── Exercise material
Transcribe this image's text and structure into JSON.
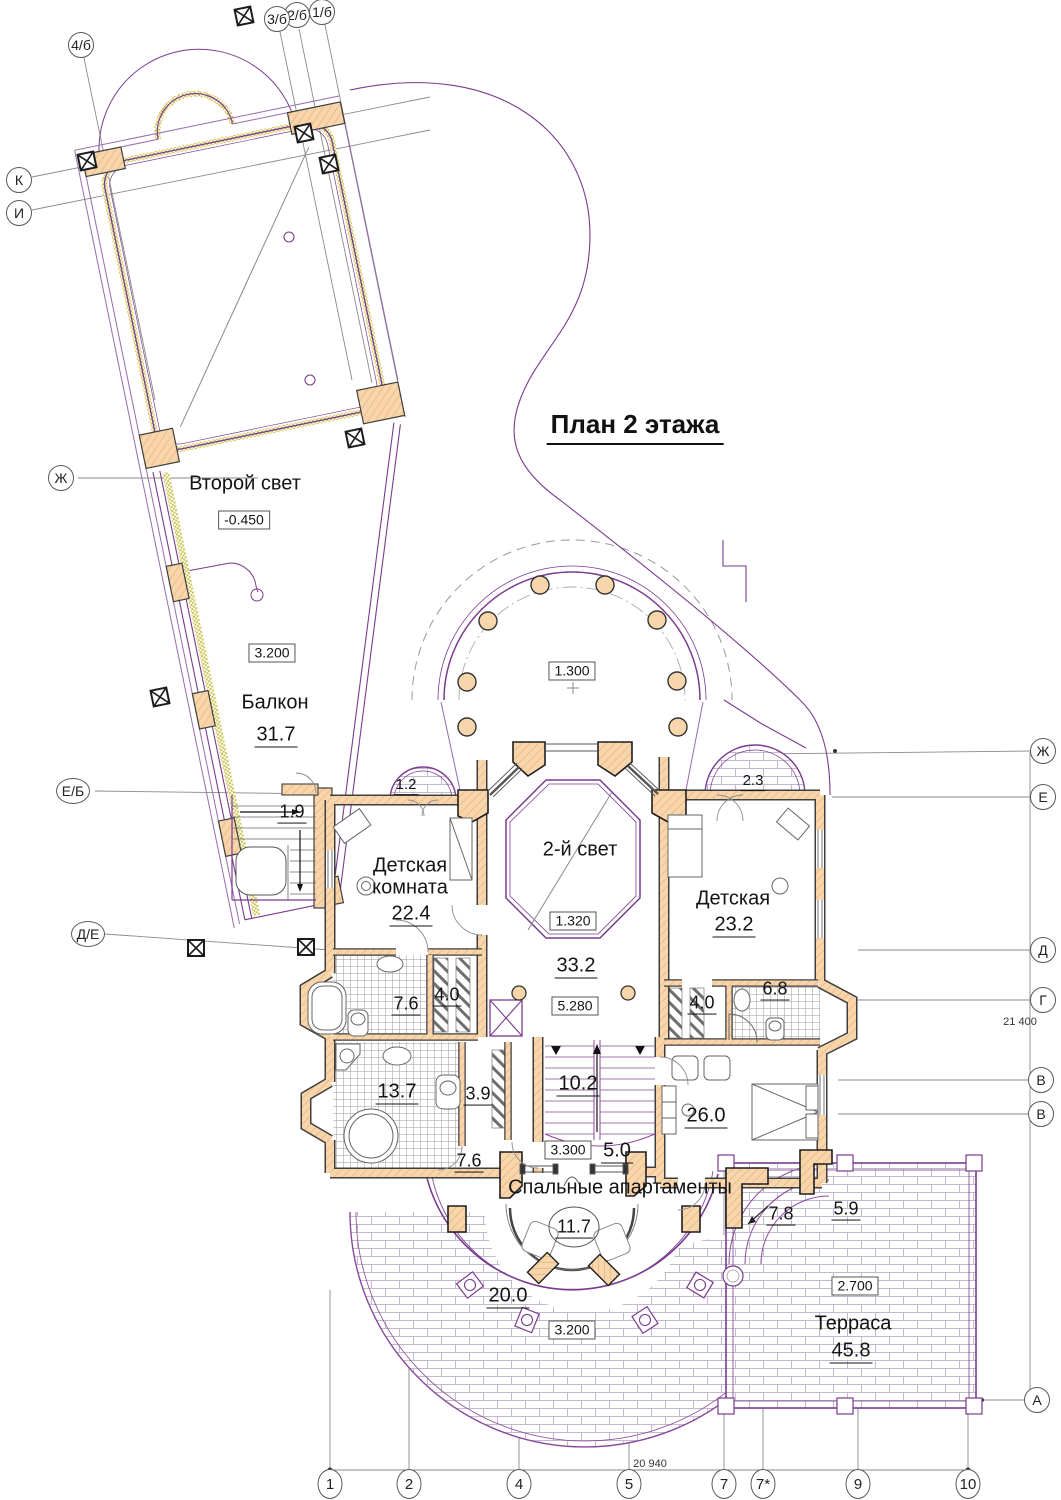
{
  "title": "План 2 этажа",
  "axes": {
    "top": [
      "4/б",
      "3/б",
      "2/б",
      "1/б"
    ],
    "left": [
      "К",
      "И",
      "Ж",
      "Е/Б",
      "Д/Е"
    ],
    "right": [
      "Ж",
      "Е",
      "Д",
      "Г",
      "В",
      "В",
      "А"
    ],
    "bottom": [
      "1",
      "2",
      "4",
      "5",
      "7",
      "7*",
      "9",
      "10"
    ]
  },
  "dimensions": {
    "bottom": "20 940",
    "right": "21 400"
  },
  "levels": {
    "upper_hall": "-0.450",
    "wing_balcony": "3.200",
    "colonnade": "1.300",
    "second_light_floor": "1.320",
    "second_light_h": "5.280",
    "stairs": "3.300",
    "terrace": "2.700",
    "lower_balcony": "3.200"
  },
  "rooms": {
    "upper_hall": {
      "name": "Второй свет"
    },
    "wing_balcony": {
      "name": "Балкон",
      "area": "31.7"
    },
    "stair_landing": {
      "area": "1.9"
    },
    "balcony_left": {
      "area": "1.2"
    },
    "balcony_right": {
      "area": "2.3"
    },
    "nursery_left": {
      "name": "Детская",
      "name2": "комната",
      "area": "22.4"
    },
    "second_light": {
      "name": "2-й свет",
      "area": "33.2"
    },
    "nursery_right": {
      "name": "Детская",
      "area": "23.2"
    },
    "bathroom_left": {
      "area": "7.6"
    },
    "closet_left": {
      "area": "4.0"
    },
    "closet_right": {
      "area": "4.0"
    },
    "bathroom_right": {
      "area": "6.8"
    },
    "bathroom_master": {
      "area": "13.7"
    },
    "closet_master": {
      "area": "3.9"
    },
    "staircase": {
      "area": "10.2"
    },
    "hall": {
      "area": "7.6"
    },
    "landing": {
      "area": "5.0"
    },
    "suite_label": "Спальные апартаменты",
    "master_bedroom": {
      "area": "26.0"
    },
    "round_balcony": {
      "area": "11.7"
    },
    "lower_terrace": {
      "area": "20.0"
    },
    "steps_left": {
      "area": "7.8"
    },
    "steps_right": {
      "area": "5.9"
    },
    "terrace": {
      "name": "Терраса",
      "area": "45.8"
    }
  },
  "colors": {
    "wall_fill": "#f8d6ac",
    "wall_hatch": "#e9ab76",
    "line_purple": "#7a3b8f",
    "line_gray": "#8a8a8a",
    "olive": "#c9c24e",
    "brick_line": "#c3b9ce"
  }
}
────
* **Written exercise**
Write out the entries again, exactly as given, skipping any images.

* **Task response**
Transcribe this image's text and structure into JSON.
{
  "title": "План 2 этажа",
  "axes": {
    "top": [
      "4/б",
      "3/б",
      "2/б",
      "1/б"
    ],
    "left": [
      "К",
      "И",
      "Ж",
      "Е/Б",
      "Д/Е"
    ],
    "right": [
      "Ж",
      "Е",
      "Д",
      "Г",
      "В",
      "В",
      "А"
    ],
    "bottom": [
      "1",
      "2",
      "4",
      "5",
      "7",
      "7*",
      "9",
      "10"
    ]
  },
  "dimensions": {
    "bottom": "20 940",
    "right": "21 400"
  },
  "levels": {
    "upper_hall": "-0.450",
    "wing_balcony": "3.200",
    "colonnade": "1.300",
    "second_light_floor": "1.320",
    "second_light_h": "5.280",
    "stairs": "3.300",
    "terrace": "2.700",
    "lower_balcony": "3.200"
  },
  "rooms": {
    "upper_hall": {
      "name": "Второй свет"
    },
    "wing_balcony": {
      "name": "Балкон",
      "area": "31.7"
    },
    "stair_landing": {
      "area": "1.9"
    },
    "balcony_left": {
      "area": "1.2"
    },
    "balcony_right": {
      "area": "2.3"
    },
    "nursery_left": {
      "name": "Детская",
      "name2": "комната",
      "area": "22.4"
    },
    "second_light": {
      "name": "2-й свет",
      "area": "33.2"
    },
    "nursery_right": {
      "name": "Детская",
      "area": "23.2"
    },
    "bathroom_left": {
      "area": "7.6"
    },
    "closet_left": {
      "area": "4.0"
    },
    "closet_right": {
      "area": "4.0"
    },
    "bathroom_right": {
      "area": "6.8"
    },
    "bathroom_master": {
      "area": "13.7"
    },
    "closet_master": {
      "area": "3.9"
    },
    "staircase": {
      "area": "10.2"
    },
    "hall": {
      "area": "7.6"
    },
    "landing": {
      "area": "5.0"
    },
    "suite_label": "Спальные апартаменты",
    "master_bedroom": {
      "area": "26.0"
    },
    "round_balcony": {
      "area": "11.7"
    },
    "lower_terrace": {
      "area": "20.0"
    },
    "steps_left": {
      "area": "7.8"
    },
    "steps_right": {
      "area": "5.9"
    },
    "terrace": {
      "name": "Терраса",
      "area": "45.8"
    }
  },
  "colors": {
    "wall_fill": "#f8d6ac",
    "wall_hatch": "#e9ab76",
    "line_purple": "#7a3b8f",
    "line_gray": "#8a8a8a",
    "olive": "#c9c24e",
    "brick_line": "#c3b9ce"
  }
}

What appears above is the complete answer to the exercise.